Written exercise: Copy out the entries word for word, from the very first line through the line containing "chart-title: 15 Min", including both ends.

[Element and region listings]

+++

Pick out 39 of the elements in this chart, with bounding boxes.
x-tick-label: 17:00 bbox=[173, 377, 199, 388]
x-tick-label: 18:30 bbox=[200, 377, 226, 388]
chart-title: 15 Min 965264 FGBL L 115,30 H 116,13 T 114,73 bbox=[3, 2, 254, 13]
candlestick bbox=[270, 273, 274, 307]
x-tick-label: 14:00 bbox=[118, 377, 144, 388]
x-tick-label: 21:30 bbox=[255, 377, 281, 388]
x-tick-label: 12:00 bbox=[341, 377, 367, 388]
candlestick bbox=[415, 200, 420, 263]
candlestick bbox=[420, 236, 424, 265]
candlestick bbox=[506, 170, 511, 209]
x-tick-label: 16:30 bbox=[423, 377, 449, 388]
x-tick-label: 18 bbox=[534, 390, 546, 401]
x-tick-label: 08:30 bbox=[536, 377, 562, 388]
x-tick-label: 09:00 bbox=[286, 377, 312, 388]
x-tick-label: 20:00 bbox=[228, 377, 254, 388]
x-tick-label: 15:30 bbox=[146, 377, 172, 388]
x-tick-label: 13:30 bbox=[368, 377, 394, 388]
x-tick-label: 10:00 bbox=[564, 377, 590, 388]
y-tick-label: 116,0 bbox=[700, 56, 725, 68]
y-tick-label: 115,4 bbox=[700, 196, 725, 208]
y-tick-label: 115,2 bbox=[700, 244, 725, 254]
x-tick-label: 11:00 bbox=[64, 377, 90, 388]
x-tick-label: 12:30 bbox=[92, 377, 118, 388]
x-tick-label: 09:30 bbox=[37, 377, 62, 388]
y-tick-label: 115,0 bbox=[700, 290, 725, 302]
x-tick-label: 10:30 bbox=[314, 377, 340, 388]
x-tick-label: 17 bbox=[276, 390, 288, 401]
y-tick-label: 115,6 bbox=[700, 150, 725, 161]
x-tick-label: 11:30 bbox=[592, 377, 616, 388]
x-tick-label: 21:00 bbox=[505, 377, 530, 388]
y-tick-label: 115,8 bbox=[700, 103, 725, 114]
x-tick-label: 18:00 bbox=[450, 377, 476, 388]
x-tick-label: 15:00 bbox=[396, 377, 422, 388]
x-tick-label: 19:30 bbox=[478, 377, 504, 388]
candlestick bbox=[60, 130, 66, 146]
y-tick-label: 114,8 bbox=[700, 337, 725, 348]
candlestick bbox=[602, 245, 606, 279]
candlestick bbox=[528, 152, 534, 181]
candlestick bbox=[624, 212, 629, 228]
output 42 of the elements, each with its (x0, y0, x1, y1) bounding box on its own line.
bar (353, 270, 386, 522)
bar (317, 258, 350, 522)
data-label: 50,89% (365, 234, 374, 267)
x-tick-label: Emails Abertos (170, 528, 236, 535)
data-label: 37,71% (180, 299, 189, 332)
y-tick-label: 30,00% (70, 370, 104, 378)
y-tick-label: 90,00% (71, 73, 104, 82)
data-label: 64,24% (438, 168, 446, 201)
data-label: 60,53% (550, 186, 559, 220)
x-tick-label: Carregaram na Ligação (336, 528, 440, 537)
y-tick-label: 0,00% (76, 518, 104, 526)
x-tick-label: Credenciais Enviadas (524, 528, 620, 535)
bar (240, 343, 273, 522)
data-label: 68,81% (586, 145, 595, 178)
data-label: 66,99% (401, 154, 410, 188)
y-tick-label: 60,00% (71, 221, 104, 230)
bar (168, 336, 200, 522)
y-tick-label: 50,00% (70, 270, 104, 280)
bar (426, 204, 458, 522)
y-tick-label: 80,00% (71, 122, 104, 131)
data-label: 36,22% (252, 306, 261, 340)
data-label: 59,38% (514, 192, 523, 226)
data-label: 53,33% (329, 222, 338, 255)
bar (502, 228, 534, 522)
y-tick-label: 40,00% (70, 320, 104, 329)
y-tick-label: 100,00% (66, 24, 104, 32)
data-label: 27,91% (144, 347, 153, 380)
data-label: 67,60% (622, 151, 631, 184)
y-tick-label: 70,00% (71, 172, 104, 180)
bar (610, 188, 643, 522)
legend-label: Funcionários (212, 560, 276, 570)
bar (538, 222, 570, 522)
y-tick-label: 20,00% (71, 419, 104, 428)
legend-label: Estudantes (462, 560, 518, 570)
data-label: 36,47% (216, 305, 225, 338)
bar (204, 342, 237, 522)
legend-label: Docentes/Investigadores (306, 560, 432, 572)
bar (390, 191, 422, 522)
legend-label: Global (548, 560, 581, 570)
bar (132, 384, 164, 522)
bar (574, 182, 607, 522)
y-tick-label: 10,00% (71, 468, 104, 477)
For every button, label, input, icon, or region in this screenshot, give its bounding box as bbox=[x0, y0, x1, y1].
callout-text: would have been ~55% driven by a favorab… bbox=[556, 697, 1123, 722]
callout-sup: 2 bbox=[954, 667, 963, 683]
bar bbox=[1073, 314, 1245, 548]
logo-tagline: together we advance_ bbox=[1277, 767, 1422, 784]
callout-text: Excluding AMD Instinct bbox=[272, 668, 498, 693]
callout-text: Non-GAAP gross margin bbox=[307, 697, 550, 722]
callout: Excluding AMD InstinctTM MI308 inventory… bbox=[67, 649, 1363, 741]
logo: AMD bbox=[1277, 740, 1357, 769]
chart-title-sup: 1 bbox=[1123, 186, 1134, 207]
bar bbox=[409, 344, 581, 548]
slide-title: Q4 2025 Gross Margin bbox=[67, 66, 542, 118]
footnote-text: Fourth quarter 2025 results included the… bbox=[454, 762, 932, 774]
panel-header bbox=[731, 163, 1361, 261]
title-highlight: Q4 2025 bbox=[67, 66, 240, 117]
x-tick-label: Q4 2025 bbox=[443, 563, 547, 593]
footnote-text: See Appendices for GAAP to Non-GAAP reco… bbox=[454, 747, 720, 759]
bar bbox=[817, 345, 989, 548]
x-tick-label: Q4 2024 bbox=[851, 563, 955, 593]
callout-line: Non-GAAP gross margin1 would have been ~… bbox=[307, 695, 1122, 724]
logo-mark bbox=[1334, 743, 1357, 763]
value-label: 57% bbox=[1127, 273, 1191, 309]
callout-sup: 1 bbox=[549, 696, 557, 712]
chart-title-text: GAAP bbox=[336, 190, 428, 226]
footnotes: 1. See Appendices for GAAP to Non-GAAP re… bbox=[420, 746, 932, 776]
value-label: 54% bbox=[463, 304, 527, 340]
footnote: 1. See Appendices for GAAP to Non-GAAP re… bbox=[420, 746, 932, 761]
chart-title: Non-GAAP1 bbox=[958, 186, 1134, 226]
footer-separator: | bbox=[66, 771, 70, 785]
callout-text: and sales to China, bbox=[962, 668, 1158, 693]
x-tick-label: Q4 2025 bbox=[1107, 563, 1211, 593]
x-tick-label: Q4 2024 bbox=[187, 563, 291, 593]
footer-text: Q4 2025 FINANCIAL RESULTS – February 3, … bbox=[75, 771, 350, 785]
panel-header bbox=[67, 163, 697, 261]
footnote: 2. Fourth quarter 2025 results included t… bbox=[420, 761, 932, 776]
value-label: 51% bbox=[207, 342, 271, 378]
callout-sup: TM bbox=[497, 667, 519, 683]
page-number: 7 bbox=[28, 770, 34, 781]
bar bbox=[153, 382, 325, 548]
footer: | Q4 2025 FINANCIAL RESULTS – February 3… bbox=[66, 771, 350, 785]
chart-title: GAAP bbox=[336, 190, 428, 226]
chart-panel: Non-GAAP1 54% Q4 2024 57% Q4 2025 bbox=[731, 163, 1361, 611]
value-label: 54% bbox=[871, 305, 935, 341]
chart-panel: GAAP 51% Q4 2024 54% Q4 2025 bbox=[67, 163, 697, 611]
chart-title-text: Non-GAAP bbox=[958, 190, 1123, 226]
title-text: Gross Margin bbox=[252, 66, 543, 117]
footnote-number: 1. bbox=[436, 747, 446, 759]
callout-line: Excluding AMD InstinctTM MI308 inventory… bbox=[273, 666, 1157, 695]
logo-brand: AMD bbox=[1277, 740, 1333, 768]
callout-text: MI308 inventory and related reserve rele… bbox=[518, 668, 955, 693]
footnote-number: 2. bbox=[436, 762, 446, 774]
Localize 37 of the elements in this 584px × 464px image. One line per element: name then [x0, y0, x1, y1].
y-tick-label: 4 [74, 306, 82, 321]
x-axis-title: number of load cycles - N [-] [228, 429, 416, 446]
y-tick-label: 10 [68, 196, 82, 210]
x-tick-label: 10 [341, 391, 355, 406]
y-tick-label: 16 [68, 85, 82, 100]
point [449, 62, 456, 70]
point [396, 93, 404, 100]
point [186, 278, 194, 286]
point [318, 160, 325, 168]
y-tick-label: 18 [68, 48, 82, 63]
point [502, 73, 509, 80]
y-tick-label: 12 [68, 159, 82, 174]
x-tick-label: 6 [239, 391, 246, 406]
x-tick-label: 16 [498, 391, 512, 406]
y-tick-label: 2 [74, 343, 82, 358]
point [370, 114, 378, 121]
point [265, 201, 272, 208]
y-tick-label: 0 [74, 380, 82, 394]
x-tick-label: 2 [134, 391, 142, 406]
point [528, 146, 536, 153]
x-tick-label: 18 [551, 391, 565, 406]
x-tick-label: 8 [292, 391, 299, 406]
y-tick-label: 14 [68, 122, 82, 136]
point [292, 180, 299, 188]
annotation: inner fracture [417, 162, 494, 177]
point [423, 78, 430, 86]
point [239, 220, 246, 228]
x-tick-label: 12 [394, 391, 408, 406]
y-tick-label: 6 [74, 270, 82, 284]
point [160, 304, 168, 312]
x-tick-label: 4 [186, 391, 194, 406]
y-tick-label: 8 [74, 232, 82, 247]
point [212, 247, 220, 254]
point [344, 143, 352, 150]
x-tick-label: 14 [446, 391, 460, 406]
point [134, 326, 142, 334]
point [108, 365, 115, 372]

+++

Solution for this exercise:
Pick out 39 of the elements in this chart, with bounding boxes.
x-tick-label: 17:00 bbox=[173, 377, 199, 388]
x-tick-label: 18:30 bbox=[200, 377, 226, 388]
chart-title: 15 Min 965264 FGBL L 115,30 H 116,13 T 114,73 bbox=[3, 2, 254, 13]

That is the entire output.